**WRITTEN TASK**
Can you give all the records again without altering a single character?

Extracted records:
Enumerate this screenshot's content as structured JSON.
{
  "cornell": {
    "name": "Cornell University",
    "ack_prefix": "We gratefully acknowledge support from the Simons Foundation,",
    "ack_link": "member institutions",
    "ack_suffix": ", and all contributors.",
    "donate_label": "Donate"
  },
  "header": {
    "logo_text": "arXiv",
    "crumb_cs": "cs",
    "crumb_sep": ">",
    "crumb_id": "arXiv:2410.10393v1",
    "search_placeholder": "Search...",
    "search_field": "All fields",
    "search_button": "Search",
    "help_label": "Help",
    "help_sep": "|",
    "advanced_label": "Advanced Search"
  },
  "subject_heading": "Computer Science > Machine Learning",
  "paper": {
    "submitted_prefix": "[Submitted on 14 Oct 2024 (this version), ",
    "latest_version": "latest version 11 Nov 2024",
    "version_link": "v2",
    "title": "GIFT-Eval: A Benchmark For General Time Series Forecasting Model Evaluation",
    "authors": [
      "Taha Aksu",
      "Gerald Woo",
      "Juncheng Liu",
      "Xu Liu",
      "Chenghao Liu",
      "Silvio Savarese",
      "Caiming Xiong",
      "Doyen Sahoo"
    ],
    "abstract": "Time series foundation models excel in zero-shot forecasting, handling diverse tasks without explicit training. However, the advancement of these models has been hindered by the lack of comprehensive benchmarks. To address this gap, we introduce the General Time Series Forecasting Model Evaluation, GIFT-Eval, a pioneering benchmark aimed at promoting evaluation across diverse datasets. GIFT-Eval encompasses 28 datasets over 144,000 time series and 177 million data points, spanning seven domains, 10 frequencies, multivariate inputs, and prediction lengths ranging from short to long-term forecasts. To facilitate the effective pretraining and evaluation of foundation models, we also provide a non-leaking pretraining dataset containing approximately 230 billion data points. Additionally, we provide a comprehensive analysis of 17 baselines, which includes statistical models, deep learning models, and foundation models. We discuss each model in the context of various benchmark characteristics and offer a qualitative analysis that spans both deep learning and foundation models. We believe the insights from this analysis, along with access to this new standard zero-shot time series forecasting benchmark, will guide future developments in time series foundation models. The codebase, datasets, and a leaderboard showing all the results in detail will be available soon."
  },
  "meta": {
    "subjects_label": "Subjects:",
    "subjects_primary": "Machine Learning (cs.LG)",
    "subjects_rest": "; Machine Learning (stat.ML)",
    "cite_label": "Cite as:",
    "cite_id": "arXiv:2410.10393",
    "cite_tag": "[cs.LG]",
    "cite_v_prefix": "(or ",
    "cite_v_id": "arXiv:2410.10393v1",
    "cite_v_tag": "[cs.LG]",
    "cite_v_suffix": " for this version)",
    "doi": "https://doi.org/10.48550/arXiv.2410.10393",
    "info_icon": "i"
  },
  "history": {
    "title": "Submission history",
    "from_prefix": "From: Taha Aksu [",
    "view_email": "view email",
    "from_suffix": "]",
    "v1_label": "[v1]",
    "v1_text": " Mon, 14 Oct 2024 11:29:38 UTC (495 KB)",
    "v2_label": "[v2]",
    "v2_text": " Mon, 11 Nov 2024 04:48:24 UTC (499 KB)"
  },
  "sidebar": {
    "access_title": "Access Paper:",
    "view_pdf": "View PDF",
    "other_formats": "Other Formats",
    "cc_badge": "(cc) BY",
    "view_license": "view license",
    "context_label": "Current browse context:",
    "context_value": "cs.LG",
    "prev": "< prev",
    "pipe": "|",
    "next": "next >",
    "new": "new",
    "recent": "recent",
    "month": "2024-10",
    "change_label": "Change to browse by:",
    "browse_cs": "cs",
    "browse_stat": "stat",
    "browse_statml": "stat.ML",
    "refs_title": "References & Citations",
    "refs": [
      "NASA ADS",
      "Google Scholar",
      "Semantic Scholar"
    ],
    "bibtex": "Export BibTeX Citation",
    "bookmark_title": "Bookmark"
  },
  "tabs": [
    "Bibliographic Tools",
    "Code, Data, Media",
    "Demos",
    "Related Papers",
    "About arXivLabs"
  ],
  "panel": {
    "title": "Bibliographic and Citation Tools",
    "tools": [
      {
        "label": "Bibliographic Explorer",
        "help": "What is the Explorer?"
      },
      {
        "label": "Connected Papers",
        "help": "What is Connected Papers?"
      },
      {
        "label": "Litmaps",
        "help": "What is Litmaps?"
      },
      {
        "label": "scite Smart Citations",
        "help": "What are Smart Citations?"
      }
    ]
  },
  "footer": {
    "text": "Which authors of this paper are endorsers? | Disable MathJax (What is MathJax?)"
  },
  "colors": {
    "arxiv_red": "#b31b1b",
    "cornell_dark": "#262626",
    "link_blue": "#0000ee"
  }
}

**REPLY TO THE EXERCISE**
Enumerate this screenshot's content as structured JSON.
{
  "cornell": {
    "name": "Cornell University",
    "ack_prefix": "We gratefully acknowledge support from the Simons Foundation,",
    "ack_link": "member institutions",
    "ack_suffix": ", and all contributors.",
    "donate_label": "Donate"
  },
  "header": {
    "logo_text": "arXiv",
    "crumb_cs": "cs",
    "crumb_sep": ">",
    "crumb_id": "arXiv:2410.10393v1",
    "search_placeholder": "Search...",
    "search_field": "All fields",
    "search_button": "Search",
    "help_label": "Help",
    "help_sep": "|",
    "advanced_label": "Advanced Search"
  },
  "subject_heading": "Computer Science > Machine Learning",
  "paper": {
    "submitted_prefix": "[Submitted on 14 Oct 2024 (this version), ",
    "latest_version": "latest version 11 Nov 2024",
    "version_link": "v2",
    "title": "GIFT-Eval: A Benchmark For General Time Series Forecasting Model Evaluation",
    "authors": [
      "Taha Aksu",
      "Gerald Woo",
      "Juncheng Liu",
      "Xu Liu",
      "Chenghao Liu",
      "Silvio Savarese",
      "Caiming Xiong",
      "Doyen Sahoo"
    ],
    "abstract": "Time series foundation models excel in zero-shot forecasting, handling diverse tasks without explicit training. However, the advancement of these models has been hindered by the lack of comprehensive benchmarks. To address this gap, we introduce the General Time Series Forecasting Model Evaluation, GIFT-Eval, a pioneering benchmark aimed at promoting evaluation across diverse datasets. GIFT-Eval encompasses 28 datasets over 144,000 time series and 177 million data points, spanning seven domains, 10 frequencies, multivariate inputs, and prediction lengths ranging from short to long-term forecasts. To facilitate the effective pretraining and evaluation of foundation models, we also provide a non-leaking pretraining dataset containing approximately 230 billion data points. Additionally, we provide a comprehensive analysis of 17 baselines, which includes statistical models, deep learning models, and foundation models. We discuss each model in the context of various benchmark characteristics and offer a qualitative analysis that spans both deep learning and foundation models. We believe the insights from this analysis, along with access to this new standard zero-shot time series forecasting benchmark, will guide future developments in time series foundation models. The codebase, datasets, and a leaderboard showing all the results in detail will be available soon."
  },
  "meta": {
    "subjects_label": "Subjects:",
    "subjects_primary": "Machine Learning (cs.LG)",
    "subjects_rest": "; Machine Learning (stat.ML)",
    "cite_label": "Cite as:",
    "cite_id": "arXiv:2410.10393",
    "cite_tag": "[cs.LG]",
    "cite_v_prefix": "(or ",
    "cite_v_id": "arXiv:2410.10393v1",
    "cite_v_tag": "[cs.LG]",
    "cite_v_suffix": " for this version)",
    "doi": "https://doi.org/10.48550/arXiv.2410.10393",
    "info_icon": "i"
  },
  "history": {
    "title": "Submission history",
    "from_prefix": "From: Taha Aksu [",
    "view_email": "view email",
    "from_suffix": "]",
    "v1_label": "[v1]",
    "v1_text": " Mon, 14 Oct 2024 11:29:38 UTC (495 KB)",
    "v2_label": "[v2]",
    "v2_text": " Mon, 11 Nov 2024 04:48:24 UTC (499 KB)"
  },
  "sidebar": {
    "access_title": "Access Paper:",
    "view_pdf": "View PDF",
    "other_formats": "Other Formats",
    "cc_badge": "(cc) BY",
    "view_license": "view license",
    "context_label": "Current browse context:",
    "context_value": "cs.LG",
    "prev": "< prev",
    "pipe": "|",
    "next": "next >",
    "new": "new",
    "recent": "recent",
    "month": "2024-10",
    "change_label": "Change to browse by:",
    "browse_cs": "cs",
    "browse_stat": "stat",
    "browse_statml": "stat.ML",
    "refs_title": "References & Citations",
    "refs": [
      "NASA ADS",
      "Google Scholar",
      "Semantic Scholar"
    ],
    "bibtex": "Export BibTeX Citation",
    "bookmark_title": "Bookmark"
  },
  "tabs": [
    "Bibliographic Tools",
    "Code, Data, Media",
    "Demos",
    "Related Papers",
    "About arXivLabs"
  ],
  "panel": {
    "title": "Bibliographic and Citation Tools",
    "tools": [
      {
        "label": "Bibliographic Explorer",
        "help": "What is the Explorer?"
      },
      {
        "label": "Connected Papers",
        "help": "What is Connected Papers?"
      },
      {
        "label": "Litmaps",
        "help": "What is Litmaps?"
      },
      {
        "label": "scite Smart Citations",
        "help": "What are Smart Citations?"
      }
    ]
  },
  "footer": {
    "text": "Which authors of this paper are endorsers? | Disable MathJax (What is MathJax?)"
  },
  "colors": {
    "arxiv_red": "#b31b1b",
    "cornell_dark": "#262626",
    "link_blue": "#0000ee"
  }
}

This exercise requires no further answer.